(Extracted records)

• • • • • • •

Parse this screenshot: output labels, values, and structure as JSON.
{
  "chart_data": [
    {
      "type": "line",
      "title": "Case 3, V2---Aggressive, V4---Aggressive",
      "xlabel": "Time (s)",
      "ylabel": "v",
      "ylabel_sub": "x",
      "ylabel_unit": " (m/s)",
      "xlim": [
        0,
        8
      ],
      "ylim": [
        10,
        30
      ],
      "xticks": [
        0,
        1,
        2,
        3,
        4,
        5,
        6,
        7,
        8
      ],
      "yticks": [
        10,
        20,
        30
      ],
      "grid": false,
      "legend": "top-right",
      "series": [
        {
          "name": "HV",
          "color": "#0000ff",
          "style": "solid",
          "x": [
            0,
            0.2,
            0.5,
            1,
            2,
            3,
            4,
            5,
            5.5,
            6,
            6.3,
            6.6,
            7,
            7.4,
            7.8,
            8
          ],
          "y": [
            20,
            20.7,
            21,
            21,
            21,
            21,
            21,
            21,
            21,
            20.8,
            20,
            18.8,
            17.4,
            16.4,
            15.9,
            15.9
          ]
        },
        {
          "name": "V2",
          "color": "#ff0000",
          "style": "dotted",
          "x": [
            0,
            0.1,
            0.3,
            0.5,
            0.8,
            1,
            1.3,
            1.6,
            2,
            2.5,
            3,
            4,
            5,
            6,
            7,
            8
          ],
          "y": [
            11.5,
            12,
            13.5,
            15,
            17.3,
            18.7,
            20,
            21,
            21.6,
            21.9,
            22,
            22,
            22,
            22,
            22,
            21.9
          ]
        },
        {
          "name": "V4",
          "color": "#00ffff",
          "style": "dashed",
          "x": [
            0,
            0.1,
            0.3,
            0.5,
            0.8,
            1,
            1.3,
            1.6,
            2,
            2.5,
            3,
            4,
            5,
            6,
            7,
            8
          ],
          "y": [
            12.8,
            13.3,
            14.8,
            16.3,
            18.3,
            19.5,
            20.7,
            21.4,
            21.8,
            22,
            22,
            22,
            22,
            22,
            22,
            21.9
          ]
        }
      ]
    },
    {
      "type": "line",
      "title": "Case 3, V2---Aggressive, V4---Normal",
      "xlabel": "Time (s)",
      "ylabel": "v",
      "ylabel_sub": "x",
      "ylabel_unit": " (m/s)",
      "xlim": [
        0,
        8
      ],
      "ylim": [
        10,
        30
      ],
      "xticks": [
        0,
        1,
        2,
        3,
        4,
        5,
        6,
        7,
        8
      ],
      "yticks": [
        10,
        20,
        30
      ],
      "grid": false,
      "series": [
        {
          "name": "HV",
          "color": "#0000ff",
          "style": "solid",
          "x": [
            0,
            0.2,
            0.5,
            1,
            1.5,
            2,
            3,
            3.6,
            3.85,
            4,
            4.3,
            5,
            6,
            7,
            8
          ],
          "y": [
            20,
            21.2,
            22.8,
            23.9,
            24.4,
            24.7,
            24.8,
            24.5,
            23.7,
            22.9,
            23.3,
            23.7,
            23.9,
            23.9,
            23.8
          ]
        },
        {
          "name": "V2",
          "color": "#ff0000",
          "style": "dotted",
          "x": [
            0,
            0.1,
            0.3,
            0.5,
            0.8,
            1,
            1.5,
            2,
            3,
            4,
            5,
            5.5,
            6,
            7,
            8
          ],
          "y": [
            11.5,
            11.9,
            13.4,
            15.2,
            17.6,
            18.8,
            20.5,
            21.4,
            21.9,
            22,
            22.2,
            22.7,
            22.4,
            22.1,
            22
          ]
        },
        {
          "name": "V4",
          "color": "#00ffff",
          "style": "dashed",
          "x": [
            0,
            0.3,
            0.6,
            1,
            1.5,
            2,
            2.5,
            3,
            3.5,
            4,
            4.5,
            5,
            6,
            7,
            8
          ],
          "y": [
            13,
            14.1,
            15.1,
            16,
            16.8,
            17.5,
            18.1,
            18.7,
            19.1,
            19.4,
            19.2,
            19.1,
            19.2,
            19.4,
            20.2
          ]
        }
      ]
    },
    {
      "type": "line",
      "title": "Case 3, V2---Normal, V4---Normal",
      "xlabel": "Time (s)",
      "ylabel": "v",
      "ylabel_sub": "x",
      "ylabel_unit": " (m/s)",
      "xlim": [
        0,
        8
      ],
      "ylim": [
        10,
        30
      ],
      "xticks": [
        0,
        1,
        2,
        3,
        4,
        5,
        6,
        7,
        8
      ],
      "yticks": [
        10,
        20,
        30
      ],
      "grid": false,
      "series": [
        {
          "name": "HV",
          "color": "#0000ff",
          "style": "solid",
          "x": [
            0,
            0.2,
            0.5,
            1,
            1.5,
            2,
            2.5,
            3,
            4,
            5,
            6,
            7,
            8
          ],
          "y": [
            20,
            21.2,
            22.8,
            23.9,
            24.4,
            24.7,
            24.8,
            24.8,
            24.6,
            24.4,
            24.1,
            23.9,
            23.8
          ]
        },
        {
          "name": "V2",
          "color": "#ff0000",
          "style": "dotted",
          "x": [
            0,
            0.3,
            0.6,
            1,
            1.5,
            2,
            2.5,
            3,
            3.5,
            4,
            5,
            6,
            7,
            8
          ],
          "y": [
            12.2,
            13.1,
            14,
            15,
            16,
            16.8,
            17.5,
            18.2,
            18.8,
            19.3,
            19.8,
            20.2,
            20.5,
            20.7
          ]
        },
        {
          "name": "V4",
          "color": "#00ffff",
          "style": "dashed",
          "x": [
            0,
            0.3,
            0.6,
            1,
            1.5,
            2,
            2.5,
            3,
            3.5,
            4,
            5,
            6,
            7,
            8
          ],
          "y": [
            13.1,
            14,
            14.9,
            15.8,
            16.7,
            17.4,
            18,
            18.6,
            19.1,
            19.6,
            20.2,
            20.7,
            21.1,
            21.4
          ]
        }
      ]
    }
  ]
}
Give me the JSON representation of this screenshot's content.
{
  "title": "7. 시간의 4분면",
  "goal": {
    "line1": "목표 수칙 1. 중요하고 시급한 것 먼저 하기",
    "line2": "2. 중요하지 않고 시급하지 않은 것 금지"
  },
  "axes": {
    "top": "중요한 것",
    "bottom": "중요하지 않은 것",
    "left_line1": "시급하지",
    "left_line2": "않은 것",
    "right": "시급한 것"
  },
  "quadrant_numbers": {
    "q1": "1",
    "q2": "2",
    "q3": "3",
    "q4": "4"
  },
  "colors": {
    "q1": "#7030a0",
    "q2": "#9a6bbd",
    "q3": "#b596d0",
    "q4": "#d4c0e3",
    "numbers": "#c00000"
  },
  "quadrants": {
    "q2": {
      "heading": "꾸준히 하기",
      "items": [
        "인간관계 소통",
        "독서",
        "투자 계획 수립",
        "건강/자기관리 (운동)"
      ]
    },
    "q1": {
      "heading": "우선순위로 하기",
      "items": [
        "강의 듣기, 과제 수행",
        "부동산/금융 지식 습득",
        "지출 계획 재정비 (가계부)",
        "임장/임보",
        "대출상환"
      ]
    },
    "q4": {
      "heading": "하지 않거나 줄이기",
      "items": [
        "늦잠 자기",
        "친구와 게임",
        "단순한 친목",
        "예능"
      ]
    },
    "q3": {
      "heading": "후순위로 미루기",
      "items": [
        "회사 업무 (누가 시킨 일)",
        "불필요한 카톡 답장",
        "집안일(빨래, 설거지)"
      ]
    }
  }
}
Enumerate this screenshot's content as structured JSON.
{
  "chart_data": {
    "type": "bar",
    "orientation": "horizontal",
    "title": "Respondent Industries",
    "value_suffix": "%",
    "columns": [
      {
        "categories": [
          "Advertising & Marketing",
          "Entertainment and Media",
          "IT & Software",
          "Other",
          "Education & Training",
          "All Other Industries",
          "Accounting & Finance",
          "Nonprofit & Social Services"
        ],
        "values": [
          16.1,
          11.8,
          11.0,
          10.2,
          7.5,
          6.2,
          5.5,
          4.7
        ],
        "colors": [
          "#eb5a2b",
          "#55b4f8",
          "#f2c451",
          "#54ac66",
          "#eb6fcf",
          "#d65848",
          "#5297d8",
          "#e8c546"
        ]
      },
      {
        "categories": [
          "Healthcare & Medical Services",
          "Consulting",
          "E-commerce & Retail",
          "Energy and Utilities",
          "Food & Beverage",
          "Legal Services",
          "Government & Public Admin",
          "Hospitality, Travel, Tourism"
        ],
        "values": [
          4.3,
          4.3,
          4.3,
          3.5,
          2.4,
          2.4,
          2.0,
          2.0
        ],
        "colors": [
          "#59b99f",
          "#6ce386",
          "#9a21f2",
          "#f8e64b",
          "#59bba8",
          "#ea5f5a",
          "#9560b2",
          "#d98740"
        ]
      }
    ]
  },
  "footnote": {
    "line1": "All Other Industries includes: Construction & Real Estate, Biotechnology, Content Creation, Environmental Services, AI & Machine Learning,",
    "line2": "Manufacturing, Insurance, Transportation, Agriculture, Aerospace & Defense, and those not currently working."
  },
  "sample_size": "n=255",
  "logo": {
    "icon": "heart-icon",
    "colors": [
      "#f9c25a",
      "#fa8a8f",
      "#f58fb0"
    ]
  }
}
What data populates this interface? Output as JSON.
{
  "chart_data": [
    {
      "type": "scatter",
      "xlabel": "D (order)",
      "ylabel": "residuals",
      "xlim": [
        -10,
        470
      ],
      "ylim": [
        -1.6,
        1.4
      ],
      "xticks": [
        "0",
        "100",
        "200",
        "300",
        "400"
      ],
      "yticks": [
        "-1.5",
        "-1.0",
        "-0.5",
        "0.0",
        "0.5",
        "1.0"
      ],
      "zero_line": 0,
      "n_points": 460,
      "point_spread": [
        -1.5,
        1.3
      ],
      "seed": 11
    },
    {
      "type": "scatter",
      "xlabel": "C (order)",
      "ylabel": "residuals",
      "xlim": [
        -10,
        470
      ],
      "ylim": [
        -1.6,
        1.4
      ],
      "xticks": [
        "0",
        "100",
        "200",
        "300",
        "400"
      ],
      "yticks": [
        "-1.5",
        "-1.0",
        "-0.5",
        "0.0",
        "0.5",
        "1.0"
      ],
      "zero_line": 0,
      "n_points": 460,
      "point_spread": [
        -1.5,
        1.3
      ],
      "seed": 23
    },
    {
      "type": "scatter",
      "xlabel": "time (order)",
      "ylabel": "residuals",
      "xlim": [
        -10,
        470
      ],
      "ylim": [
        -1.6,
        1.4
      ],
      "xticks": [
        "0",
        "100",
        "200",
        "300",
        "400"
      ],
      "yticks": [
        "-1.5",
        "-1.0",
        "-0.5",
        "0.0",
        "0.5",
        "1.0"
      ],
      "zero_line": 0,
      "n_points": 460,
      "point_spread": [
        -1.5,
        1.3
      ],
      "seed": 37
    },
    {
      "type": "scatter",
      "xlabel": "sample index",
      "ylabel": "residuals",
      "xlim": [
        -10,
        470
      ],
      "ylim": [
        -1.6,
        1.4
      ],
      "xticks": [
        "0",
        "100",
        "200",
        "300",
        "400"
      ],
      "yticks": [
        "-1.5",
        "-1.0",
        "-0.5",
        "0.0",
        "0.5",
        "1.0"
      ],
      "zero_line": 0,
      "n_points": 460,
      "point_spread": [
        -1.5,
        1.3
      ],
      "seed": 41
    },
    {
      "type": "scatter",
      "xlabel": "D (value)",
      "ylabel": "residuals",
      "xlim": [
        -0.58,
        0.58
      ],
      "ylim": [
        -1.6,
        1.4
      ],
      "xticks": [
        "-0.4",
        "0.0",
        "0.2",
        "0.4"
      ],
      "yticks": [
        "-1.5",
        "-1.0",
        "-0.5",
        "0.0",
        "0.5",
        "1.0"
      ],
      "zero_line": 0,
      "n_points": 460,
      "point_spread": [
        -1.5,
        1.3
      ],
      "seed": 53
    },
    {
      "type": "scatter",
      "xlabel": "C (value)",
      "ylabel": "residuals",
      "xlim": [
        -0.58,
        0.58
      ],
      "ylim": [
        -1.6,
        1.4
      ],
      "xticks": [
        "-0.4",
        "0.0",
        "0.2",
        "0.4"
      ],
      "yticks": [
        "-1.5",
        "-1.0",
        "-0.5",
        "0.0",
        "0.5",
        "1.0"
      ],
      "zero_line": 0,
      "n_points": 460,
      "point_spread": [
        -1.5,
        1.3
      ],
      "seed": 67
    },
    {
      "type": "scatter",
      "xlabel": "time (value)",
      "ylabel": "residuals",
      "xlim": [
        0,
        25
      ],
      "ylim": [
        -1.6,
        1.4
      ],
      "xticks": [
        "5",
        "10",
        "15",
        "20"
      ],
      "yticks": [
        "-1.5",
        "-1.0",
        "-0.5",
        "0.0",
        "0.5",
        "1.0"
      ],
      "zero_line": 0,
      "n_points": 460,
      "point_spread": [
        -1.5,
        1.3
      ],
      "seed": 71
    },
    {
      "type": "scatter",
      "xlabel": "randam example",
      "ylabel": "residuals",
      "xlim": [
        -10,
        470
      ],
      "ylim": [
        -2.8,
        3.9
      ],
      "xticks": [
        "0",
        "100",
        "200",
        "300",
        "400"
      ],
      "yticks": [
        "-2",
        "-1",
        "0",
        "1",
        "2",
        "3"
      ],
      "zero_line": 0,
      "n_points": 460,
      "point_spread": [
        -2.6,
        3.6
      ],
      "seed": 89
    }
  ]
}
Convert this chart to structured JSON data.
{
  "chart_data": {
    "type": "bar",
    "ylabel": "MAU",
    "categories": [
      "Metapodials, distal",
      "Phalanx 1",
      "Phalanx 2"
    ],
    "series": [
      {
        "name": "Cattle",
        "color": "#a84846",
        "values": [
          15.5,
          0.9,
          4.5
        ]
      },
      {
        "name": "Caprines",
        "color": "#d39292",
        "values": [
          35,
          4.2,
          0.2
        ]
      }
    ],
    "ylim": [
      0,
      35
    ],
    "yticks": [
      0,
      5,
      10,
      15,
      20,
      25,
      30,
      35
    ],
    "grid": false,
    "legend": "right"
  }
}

• • • • • • •

* _Goal of the exercise_
Output only the lines from the one holding "Convert this chart to structured JSON data." through the last line above, exactly as they appear.

* _Solution for this task_
Convert this chart to structured JSON data.
{
  "chart_data": {
    "type": "bar",
    "ylabel": "MAU",
    "categories": [
      "Metapodials, distal",
      "Phalanx 1",
      "Phalanx 2"
    ],
    "series": [
      {
        "name": "Cattle",
        "color": "#a84846",
        "values": [
          15.5,
          0.9,
          4.5
        ]
      },
      {
        "name": "Caprines",
        "color": "#d39292",
        "values": [
          35,
          4.2,
          0.2
        ]
      }
    ],
    "ylim": [
      0,
      35
    ],
    "yticks": [
      0,
      5,
      10,
      15,
      20,
      25,
      30,
      35
    ],
    "grid": false,
    "legend": "right"
  }
}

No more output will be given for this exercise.